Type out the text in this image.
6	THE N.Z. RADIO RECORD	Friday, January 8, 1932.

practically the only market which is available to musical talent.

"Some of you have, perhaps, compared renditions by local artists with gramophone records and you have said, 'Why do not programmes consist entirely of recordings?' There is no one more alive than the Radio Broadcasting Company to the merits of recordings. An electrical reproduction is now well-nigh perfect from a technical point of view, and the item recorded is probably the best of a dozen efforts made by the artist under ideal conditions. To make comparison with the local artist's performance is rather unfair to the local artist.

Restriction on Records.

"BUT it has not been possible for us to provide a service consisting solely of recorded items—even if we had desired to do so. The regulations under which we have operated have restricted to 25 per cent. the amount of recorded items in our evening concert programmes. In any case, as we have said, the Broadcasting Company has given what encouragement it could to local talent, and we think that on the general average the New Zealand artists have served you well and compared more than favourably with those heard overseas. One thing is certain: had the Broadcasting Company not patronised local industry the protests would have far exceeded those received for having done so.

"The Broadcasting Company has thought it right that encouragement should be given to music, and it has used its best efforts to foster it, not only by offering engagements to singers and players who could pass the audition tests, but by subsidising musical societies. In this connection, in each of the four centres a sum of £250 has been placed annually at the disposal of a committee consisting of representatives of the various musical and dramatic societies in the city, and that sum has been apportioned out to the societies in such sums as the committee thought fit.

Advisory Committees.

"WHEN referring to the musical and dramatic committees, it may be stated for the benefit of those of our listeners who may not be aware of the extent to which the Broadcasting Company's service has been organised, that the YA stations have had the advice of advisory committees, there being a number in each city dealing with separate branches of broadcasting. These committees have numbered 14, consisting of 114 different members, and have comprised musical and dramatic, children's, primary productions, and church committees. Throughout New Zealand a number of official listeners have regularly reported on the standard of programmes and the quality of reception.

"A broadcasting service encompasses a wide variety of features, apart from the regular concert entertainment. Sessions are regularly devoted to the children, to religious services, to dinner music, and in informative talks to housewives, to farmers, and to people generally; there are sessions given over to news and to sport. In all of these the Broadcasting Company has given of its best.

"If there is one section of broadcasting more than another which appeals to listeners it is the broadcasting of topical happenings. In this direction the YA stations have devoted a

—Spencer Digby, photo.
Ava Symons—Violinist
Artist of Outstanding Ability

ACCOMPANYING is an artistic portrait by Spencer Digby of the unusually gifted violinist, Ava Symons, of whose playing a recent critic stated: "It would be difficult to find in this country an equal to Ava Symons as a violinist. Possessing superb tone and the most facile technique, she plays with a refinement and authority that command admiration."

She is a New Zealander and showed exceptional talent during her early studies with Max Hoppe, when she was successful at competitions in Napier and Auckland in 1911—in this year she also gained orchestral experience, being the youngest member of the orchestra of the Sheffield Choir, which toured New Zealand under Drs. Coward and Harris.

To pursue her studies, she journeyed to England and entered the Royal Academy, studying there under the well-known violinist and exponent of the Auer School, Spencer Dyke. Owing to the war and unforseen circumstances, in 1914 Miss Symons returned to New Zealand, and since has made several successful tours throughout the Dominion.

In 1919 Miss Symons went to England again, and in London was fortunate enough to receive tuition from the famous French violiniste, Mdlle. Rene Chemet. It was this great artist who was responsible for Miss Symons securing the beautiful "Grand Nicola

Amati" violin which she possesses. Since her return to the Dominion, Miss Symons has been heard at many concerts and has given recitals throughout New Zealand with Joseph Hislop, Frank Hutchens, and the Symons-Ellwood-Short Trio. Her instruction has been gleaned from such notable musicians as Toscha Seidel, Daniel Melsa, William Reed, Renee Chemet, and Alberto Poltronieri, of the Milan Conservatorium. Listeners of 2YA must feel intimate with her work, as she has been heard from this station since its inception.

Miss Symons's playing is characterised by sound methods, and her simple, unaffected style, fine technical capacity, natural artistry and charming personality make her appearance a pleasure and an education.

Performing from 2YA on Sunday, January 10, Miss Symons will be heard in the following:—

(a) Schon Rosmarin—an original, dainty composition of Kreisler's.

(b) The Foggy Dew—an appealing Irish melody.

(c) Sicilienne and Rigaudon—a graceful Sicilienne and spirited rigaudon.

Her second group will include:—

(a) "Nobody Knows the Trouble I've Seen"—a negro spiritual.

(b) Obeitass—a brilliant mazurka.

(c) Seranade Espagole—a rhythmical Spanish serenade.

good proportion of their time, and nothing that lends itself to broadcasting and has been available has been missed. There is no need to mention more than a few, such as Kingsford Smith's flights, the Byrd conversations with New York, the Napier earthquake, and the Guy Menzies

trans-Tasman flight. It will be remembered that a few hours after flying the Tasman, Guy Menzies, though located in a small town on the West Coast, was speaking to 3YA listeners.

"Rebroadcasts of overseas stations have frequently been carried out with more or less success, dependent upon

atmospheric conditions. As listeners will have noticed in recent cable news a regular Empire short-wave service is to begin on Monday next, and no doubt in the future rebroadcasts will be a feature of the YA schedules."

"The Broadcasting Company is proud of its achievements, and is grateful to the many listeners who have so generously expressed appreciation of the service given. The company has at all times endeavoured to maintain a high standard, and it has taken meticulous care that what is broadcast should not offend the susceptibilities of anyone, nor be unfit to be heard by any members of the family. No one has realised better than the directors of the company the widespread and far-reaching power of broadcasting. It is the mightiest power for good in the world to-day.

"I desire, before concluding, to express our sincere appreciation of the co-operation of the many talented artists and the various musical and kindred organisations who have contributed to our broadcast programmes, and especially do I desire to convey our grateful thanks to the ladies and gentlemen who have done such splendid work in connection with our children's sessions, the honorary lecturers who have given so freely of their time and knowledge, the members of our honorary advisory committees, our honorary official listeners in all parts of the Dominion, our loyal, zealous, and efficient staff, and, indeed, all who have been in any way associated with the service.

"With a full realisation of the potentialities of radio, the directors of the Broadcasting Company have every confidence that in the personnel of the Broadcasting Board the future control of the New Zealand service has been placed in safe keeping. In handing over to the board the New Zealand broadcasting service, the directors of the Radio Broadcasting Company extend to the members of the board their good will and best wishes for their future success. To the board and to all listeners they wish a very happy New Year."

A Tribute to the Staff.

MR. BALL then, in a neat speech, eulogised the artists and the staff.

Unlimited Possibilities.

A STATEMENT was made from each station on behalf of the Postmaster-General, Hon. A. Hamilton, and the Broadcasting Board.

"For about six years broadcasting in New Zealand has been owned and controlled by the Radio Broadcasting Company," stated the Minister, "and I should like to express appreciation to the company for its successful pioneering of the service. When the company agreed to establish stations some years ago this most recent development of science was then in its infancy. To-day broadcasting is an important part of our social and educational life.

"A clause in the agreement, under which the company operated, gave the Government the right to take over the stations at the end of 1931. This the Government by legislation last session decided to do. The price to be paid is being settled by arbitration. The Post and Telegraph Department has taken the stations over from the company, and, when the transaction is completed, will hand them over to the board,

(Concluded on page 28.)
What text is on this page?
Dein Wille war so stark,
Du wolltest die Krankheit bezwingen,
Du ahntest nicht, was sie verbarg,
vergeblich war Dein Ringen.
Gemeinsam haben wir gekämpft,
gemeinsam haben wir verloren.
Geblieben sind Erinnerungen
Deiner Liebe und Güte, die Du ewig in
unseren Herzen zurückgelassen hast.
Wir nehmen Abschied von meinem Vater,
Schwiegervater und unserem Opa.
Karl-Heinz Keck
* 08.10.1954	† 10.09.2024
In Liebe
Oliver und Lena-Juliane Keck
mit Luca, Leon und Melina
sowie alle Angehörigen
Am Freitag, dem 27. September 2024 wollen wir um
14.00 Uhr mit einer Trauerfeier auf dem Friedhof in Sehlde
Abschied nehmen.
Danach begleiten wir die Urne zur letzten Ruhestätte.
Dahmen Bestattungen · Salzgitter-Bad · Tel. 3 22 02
· · · · · · ·
=== To be done ===
Which lines include "Chemet"? Copy each of them out.

=== Written reply ===
In 1919 Miss Symons went to England again, and in London was fortunate enough to receive tuition from the famous French violiniste, Mdlle. Rene Chemet. It was this great artist who was responsible for Miss Symons securing the beautiful "Grand Nicola
Amati" violin which she possesses. Since her return to the Dominion, Miss Symons has been heard at many concerts and has given recitals throughout New Zealand with Joseph Hislop, Frank Hutchens, and the Symons-Ellwood-Short Trio. Her instruction has been gleaned from such notable musicians as Toscha Seidel, Daniel Melsa, William Reed, Renee Chemet, and Alberto Poltronieri, of the Milan Conservatorium. Listeners of 2YA must feel intimate with her work, as she has been heard from this station since its inception.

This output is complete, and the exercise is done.